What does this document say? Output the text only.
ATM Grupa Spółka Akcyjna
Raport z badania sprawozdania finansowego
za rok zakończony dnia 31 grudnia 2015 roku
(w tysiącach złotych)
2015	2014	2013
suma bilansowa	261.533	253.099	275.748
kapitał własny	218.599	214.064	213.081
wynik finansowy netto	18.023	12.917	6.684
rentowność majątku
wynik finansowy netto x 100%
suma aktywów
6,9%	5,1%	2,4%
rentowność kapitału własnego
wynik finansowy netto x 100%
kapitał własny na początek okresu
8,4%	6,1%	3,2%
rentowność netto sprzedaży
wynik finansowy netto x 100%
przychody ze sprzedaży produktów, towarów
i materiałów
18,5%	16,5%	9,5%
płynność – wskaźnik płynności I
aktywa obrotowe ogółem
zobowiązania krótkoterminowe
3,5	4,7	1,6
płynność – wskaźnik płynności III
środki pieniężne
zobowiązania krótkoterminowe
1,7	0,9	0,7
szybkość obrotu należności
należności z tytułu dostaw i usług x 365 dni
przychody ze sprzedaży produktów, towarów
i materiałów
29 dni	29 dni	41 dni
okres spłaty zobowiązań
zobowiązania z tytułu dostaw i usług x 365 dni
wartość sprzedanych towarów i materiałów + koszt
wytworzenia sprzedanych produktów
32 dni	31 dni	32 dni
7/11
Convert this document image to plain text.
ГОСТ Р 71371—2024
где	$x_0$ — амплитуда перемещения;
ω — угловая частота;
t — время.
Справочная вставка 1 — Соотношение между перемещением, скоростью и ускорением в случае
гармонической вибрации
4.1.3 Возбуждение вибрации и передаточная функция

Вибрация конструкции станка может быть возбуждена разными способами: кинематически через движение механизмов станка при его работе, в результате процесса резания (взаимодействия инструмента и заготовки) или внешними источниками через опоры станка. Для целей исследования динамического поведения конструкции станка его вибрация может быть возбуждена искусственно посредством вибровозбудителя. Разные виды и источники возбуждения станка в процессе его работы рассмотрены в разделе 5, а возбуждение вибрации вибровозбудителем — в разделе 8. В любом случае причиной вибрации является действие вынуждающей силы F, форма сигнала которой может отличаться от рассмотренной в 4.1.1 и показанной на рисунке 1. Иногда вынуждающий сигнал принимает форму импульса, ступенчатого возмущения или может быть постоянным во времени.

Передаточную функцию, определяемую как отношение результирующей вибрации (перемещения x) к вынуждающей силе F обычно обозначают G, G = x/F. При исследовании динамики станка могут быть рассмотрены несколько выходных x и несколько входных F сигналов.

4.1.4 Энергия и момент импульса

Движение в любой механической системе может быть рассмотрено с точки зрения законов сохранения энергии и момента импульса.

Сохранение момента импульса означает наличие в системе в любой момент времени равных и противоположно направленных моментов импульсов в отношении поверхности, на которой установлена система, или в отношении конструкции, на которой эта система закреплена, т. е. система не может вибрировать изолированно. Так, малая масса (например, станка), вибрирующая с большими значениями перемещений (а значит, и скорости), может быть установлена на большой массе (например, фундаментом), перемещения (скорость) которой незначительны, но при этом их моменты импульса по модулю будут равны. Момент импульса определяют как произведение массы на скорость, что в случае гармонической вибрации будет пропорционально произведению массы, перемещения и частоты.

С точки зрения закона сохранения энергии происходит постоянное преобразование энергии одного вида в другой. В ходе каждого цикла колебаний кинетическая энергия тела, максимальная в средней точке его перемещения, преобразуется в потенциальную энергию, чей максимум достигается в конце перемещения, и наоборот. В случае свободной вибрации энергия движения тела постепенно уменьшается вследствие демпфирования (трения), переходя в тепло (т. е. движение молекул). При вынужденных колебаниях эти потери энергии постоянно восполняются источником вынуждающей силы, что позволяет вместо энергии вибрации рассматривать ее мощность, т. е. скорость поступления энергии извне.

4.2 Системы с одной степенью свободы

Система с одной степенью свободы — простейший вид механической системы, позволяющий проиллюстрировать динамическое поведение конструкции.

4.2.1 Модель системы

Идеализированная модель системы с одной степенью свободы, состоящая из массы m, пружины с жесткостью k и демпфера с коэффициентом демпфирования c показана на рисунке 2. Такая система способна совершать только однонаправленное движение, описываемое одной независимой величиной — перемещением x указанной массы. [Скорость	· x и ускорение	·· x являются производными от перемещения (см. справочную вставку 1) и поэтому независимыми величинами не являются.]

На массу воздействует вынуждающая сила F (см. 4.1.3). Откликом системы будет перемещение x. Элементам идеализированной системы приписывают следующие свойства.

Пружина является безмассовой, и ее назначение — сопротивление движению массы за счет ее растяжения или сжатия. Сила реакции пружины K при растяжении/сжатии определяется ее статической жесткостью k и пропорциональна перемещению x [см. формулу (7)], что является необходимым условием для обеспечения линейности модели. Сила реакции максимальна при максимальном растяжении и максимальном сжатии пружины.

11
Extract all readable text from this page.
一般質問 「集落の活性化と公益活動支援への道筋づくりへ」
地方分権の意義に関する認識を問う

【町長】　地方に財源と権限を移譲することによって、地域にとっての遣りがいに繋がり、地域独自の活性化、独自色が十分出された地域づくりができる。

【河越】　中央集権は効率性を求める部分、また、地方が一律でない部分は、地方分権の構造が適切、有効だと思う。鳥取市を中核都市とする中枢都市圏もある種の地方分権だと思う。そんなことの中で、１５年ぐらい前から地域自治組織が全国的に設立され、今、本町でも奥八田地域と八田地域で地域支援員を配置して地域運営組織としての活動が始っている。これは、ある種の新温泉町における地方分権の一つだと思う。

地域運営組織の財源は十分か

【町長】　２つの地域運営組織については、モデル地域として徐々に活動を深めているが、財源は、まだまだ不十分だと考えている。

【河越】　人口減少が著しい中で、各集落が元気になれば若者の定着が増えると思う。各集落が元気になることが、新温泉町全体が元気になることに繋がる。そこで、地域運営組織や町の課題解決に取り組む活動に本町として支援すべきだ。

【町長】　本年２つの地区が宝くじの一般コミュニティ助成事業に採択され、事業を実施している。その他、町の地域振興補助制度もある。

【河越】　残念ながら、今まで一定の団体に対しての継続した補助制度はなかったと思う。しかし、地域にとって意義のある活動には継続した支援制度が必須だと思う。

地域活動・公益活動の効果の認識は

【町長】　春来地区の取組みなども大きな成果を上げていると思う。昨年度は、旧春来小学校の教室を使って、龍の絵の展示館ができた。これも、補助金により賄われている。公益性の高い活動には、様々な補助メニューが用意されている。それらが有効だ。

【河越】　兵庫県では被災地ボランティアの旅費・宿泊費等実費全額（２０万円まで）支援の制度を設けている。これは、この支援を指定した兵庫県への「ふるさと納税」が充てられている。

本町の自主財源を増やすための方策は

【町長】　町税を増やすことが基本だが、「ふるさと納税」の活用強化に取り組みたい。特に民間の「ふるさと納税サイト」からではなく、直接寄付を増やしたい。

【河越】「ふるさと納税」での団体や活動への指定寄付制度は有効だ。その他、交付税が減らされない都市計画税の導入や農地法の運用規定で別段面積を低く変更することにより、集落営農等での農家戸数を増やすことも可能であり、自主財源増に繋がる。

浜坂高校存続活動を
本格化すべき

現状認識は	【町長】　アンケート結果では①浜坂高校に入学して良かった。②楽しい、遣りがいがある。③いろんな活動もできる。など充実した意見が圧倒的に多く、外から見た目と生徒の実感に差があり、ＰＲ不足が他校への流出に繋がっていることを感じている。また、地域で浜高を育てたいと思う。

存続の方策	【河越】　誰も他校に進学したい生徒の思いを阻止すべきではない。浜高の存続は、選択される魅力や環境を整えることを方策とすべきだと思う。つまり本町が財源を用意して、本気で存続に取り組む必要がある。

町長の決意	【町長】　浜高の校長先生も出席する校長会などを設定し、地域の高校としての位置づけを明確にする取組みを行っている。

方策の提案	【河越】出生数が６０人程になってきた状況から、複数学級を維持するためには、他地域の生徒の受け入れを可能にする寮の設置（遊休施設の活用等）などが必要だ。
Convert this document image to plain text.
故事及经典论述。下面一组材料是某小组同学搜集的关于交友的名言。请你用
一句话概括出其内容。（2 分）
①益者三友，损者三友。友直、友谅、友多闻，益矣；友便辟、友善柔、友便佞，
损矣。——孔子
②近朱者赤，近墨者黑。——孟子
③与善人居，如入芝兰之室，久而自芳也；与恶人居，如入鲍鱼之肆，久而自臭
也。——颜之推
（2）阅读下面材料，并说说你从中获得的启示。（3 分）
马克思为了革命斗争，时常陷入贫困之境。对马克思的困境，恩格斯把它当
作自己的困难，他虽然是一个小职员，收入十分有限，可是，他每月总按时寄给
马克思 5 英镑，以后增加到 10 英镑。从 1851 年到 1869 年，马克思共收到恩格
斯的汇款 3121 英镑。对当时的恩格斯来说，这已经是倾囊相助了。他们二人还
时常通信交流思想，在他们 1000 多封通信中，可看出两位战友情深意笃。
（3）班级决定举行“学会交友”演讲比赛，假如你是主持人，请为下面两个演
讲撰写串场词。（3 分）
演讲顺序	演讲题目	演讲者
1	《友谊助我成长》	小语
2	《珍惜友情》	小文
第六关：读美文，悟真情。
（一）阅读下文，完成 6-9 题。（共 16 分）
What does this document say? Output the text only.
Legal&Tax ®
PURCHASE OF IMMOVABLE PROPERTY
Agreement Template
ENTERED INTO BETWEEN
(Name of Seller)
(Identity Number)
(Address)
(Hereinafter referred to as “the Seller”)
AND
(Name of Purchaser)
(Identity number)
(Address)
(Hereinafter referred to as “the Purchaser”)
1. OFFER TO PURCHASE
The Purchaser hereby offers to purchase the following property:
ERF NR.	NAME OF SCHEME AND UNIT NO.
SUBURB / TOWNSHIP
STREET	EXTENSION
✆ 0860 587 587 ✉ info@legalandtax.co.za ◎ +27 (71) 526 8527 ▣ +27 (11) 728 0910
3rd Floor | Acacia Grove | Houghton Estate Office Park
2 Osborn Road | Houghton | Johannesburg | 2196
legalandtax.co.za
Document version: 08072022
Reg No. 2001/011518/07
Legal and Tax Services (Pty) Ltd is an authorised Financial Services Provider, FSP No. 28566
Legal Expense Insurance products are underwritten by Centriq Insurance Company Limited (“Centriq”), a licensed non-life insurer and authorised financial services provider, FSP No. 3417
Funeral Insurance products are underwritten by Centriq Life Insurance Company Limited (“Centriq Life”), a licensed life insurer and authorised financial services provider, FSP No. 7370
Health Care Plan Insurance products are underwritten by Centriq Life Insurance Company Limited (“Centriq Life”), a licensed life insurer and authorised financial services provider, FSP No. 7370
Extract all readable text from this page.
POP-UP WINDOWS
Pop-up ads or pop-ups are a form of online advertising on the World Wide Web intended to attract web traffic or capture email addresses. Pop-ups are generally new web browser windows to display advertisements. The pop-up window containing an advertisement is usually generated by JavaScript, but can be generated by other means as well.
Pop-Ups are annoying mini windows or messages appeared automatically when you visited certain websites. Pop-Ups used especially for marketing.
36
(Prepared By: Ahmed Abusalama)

Problem details
Look through the entries and work out how many lines have the word "механической" in them; reply with that number only.

Written response
2